*短い演習:* 以下のデータの各行で「Running」を「Stopped」に置き換え、ほかの部分は一切変えずにすべての行を書き直してください。

*資料:*
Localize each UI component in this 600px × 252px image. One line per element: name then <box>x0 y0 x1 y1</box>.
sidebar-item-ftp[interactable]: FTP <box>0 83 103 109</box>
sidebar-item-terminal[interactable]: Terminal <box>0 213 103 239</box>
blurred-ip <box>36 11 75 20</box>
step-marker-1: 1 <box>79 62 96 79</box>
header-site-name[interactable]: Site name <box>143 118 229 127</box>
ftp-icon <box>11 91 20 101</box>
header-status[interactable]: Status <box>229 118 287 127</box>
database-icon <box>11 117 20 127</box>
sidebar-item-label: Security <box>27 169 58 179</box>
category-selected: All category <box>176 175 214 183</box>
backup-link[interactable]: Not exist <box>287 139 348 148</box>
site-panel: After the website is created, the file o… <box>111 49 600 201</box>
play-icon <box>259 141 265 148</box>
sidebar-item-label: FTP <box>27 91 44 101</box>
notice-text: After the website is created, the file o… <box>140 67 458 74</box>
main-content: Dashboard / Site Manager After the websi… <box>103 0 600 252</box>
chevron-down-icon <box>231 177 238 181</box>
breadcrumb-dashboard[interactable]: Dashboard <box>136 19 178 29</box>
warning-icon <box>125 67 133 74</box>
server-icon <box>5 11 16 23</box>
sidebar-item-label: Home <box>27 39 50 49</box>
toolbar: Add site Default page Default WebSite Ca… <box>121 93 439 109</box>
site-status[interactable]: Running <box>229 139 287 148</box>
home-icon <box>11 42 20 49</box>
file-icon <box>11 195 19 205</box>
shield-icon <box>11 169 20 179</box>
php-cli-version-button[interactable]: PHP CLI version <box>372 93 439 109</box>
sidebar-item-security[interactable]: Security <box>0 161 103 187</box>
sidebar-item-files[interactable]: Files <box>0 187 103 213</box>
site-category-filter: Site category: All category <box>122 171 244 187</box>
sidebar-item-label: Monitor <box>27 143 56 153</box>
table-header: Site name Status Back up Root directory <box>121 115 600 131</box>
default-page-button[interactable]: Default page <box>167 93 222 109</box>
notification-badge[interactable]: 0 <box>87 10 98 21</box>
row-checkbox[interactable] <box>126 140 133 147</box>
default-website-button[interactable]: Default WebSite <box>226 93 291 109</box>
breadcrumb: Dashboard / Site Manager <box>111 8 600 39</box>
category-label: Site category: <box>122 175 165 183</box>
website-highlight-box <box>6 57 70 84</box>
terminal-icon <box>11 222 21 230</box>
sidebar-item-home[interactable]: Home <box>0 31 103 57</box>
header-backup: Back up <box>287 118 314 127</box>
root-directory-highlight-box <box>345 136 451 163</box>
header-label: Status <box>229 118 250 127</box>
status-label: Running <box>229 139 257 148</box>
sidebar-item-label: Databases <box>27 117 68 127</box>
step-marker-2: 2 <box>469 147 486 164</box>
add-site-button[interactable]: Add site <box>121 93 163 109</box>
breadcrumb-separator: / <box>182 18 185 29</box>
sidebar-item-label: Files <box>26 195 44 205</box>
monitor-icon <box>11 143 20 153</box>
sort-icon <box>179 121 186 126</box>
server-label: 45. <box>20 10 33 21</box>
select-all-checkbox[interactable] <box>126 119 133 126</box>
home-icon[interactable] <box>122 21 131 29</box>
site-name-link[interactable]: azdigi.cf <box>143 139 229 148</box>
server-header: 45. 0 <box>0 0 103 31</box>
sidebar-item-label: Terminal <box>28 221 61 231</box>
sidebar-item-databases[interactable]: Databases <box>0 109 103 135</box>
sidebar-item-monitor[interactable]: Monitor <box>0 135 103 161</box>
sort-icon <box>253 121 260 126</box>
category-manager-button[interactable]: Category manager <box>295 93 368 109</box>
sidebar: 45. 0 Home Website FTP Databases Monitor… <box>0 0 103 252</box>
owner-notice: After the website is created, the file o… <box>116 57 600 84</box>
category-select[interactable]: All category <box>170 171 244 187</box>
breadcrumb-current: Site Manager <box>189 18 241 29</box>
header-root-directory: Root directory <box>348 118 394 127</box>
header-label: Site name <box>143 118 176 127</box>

*回答:*
Localize each UI component in this 600px × 252px image. One line per element: name then <box>x0 y0 x1 y1</box>.
sidebar-item-ftp[interactable]: FTP <box>0 83 103 109</box>
sidebar-item-terminal[interactable]: Terminal <box>0 213 103 239</box>
blurred-ip <box>36 11 75 20</box>
step-marker-1: 1 <box>79 62 96 79</box>
header-site-name[interactable]: Site name <box>143 118 229 127</box>
ftp-icon <box>11 91 20 101</box>
header-status[interactable]: Status <box>229 118 287 127</box>
database-icon <box>11 117 20 127</box>
sidebar-item-label: Security <box>27 169 58 179</box>
category-selected: All category <box>176 175 214 183</box>
backup-link[interactable]: Not exist <box>287 139 348 148</box>
site-panel: After the website is created, the file o… <box>111 49 600 201</box>
play-icon <box>259 141 265 148</box>
sidebar-item-label: FTP <box>27 91 44 101</box>
notice-text: After the website is created, the file o… <box>140 67 458 74</box>
main-content: Dashboard / Site Manager After the websi… <box>103 0 600 252</box>
chevron-down-icon <box>231 177 238 181</box>
breadcrumb-dashboard[interactable]: Dashboard <box>136 19 178 29</box>
warning-icon <box>125 67 133 74</box>
server-icon <box>5 11 16 23</box>
sidebar-item-label: Home <box>27 39 50 49</box>
toolbar: Add site Default page Default WebSite Ca… <box>121 93 439 109</box>
site-status[interactable]: Stopped <box>229 139 287 148</box>
home-icon <box>11 42 20 49</box>
file-icon <box>11 195 19 205</box>
shield-icon <box>11 169 20 179</box>
php-cli-version-button[interactable]: PHP CLI version <box>372 93 439 109</box>
sidebar-item-security[interactable]: Security <box>0 161 103 187</box>
sidebar-item-files[interactable]: Files <box>0 187 103 213</box>
site-category-filter: Site category: All category <box>122 171 244 187</box>
sidebar-item-label: Monitor <box>27 143 56 153</box>
table-header: Site name Status Back up Root directory <box>121 115 600 131</box>
default-page-button[interactable]: Default page <box>167 93 222 109</box>
notification-badge[interactable]: 0 <box>87 10 98 21</box>
row-checkbox[interactable] <box>126 140 133 147</box>
default-website-button[interactable]: Default WebSite <box>226 93 291 109</box>
breadcrumb: Dashboard / Site Manager <box>111 8 600 39</box>
category-label: Site category: <box>122 175 165 183</box>
website-highlight-box <box>6 57 70 84</box>
terminal-icon <box>11 222 21 230</box>
sidebar-item-home[interactable]: Home <box>0 31 103 57</box>
header-backup: Back up <box>287 118 314 127</box>
root-directory-highlight-box <box>345 136 451 163</box>
header-label: Status <box>229 118 250 127</box>
status-label: Stopped <box>229 139 257 148</box>
sidebar-item-label: Databases <box>27 117 68 127</box>
step-marker-2: 2 <box>469 147 486 164</box>
add-site-button[interactable]: Add site <box>121 93 163 109</box>
breadcrumb-separator: / <box>182 18 185 29</box>
sidebar-item-label: Files <box>26 195 44 205</box>
monitor-icon <box>11 143 20 153</box>
sort-icon <box>179 121 186 126</box>
server-label: 45. <box>20 10 33 21</box>
select-all-checkbox[interactable] <box>126 119 133 126</box>
home-icon[interactable] <box>122 21 131 29</box>
site-name-link[interactable]: azdigi.cf <box>143 139 229 148</box>
server-header: 45. 0 <box>0 0 103 31</box>
sidebar-item-label: Terminal <box>28 221 61 231</box>
sidebar-item-databases[interactable]: Databases <box>0 109 103 135</box>
sidebar-item-monitor[interactable]: Monitor <box>0 135 103 161</box>
sort-icon <box>253 121 260 126</box>
category-manager-button[interactable]: Category manager <box>295 93 368 109</box>
sidebar: 45. 0 Home Website FTP Databases Monitor… <box>0 0 103 252</box>
owner-notice: After the website is created, the file o… <box>116 57 600 84</box>
category-select[interactable]: All category <box>170 171 244 187</box>
breadcrumb-current: Site Manager <box>189 18 241 29</box>
header-root-directory: Root directory <box>348 118 394 127</box>
header-label: Site name <box>143 118 176 127</box>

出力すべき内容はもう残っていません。